=== THE TASK ===
Scan the data below for the string "тыкнем". Copy every line where it appears.
───── EXTRACTED DATA
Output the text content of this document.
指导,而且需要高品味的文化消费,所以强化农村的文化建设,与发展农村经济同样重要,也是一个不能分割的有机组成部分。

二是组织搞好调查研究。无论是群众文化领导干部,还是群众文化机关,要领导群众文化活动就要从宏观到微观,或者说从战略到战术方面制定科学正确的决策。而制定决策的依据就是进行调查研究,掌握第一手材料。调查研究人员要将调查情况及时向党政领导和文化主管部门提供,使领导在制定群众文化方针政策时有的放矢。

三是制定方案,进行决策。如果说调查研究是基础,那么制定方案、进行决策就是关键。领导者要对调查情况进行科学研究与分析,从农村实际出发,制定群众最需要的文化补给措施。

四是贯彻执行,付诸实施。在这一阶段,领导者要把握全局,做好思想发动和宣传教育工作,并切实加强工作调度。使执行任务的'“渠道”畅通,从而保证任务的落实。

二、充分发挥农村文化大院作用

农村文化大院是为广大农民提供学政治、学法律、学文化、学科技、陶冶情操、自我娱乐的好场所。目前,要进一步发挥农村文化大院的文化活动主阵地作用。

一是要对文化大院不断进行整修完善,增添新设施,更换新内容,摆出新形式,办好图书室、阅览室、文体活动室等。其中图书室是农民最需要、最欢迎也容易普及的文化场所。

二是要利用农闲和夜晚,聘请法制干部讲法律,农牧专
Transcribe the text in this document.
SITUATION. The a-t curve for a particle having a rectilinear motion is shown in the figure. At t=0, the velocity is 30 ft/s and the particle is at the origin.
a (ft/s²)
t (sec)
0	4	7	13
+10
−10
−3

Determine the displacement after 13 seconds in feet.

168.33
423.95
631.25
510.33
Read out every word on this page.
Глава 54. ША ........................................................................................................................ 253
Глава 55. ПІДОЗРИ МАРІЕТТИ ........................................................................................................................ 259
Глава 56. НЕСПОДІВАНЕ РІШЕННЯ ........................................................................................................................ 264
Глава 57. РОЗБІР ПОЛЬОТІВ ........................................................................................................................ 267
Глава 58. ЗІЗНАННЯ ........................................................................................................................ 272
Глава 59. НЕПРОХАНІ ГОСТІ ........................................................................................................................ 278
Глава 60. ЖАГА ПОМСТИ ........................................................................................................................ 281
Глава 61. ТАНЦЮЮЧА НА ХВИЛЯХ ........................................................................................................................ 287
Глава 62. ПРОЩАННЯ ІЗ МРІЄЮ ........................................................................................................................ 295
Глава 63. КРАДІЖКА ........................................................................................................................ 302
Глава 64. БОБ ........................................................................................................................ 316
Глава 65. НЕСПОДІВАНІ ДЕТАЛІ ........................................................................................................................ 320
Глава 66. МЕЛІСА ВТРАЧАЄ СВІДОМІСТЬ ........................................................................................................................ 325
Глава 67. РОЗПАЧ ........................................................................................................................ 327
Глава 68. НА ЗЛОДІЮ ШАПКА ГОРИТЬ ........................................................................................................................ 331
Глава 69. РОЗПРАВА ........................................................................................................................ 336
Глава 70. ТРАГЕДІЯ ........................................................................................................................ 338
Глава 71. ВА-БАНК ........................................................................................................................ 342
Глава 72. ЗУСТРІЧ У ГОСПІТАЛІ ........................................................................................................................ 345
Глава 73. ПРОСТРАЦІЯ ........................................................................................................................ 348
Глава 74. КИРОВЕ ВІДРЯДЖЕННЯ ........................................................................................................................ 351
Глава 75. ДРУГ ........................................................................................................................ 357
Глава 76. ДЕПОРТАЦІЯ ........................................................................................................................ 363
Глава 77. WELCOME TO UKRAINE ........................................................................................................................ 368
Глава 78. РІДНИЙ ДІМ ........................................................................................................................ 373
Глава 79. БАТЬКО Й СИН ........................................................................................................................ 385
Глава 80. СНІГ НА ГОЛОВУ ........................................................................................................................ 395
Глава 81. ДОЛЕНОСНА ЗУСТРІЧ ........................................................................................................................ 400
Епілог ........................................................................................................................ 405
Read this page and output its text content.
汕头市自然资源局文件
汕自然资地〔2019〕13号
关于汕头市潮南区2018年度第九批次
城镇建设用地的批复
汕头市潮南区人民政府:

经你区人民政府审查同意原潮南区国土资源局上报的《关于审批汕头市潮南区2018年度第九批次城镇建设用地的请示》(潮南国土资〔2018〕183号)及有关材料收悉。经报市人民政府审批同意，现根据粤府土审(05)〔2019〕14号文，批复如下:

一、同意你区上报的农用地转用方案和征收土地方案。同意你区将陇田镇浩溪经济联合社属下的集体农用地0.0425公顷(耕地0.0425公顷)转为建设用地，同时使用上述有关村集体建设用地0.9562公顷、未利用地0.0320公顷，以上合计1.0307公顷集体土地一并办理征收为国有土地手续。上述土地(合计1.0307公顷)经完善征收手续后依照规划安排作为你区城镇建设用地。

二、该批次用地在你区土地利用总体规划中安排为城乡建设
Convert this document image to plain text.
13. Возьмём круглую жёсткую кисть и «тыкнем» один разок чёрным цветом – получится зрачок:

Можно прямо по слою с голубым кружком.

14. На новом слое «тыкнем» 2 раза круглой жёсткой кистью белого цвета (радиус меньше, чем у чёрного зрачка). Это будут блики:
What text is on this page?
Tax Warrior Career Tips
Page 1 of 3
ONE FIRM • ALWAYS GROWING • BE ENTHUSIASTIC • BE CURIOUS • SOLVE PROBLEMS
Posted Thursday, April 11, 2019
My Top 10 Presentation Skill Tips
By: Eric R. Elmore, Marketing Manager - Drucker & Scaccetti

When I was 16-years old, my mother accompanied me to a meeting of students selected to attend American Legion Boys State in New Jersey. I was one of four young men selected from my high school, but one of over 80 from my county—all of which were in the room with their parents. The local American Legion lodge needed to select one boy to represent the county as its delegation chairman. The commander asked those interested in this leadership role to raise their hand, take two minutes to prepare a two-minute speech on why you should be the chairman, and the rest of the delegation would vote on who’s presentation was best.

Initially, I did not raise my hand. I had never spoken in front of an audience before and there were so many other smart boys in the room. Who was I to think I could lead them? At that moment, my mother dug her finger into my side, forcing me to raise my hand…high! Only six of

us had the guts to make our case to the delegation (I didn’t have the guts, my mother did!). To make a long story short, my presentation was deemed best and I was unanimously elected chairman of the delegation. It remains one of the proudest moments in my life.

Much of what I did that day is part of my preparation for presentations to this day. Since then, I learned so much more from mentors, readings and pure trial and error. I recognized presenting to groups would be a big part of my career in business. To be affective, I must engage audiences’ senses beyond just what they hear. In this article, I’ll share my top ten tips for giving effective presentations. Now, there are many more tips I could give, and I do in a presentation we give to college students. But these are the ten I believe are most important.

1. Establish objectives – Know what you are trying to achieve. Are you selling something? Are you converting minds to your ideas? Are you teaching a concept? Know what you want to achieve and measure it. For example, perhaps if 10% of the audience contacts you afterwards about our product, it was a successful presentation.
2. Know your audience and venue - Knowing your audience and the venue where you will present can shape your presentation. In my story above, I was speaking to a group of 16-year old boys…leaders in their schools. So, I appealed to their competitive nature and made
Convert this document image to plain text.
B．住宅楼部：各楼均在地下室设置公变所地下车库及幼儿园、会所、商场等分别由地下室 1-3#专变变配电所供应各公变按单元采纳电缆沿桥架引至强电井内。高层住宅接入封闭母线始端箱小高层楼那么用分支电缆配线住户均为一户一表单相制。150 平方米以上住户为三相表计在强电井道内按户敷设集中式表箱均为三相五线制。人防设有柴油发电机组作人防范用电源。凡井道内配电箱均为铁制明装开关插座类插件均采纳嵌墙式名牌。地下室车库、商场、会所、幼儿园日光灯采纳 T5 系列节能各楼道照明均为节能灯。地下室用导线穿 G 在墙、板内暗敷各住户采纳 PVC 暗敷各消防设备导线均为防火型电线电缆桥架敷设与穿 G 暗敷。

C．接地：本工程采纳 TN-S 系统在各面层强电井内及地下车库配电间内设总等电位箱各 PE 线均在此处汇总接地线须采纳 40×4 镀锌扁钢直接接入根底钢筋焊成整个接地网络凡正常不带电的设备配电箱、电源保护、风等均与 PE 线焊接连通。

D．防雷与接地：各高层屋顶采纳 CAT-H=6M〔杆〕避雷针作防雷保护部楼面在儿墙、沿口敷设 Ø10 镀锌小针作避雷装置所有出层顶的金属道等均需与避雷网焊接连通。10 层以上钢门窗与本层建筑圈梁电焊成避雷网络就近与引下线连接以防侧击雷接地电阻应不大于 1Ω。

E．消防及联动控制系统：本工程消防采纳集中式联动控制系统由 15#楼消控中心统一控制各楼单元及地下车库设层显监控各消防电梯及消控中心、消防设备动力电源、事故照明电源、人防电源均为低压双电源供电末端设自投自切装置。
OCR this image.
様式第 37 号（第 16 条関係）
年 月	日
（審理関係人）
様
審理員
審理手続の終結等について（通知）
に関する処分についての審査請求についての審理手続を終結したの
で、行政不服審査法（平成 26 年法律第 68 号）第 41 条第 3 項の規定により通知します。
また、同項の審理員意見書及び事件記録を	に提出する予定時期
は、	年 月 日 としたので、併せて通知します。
──────────
=== REPLY ===
13. Возьмём круглую жёсткую кисть и «тыкнем» один разок чёрным цветом – получится зрачок:
14. На новом слое «тыкнем» 2 раза круглой жёсткой кистью белого цвета (радиус меньше, чем у чёрного зрачка). Это будут блики:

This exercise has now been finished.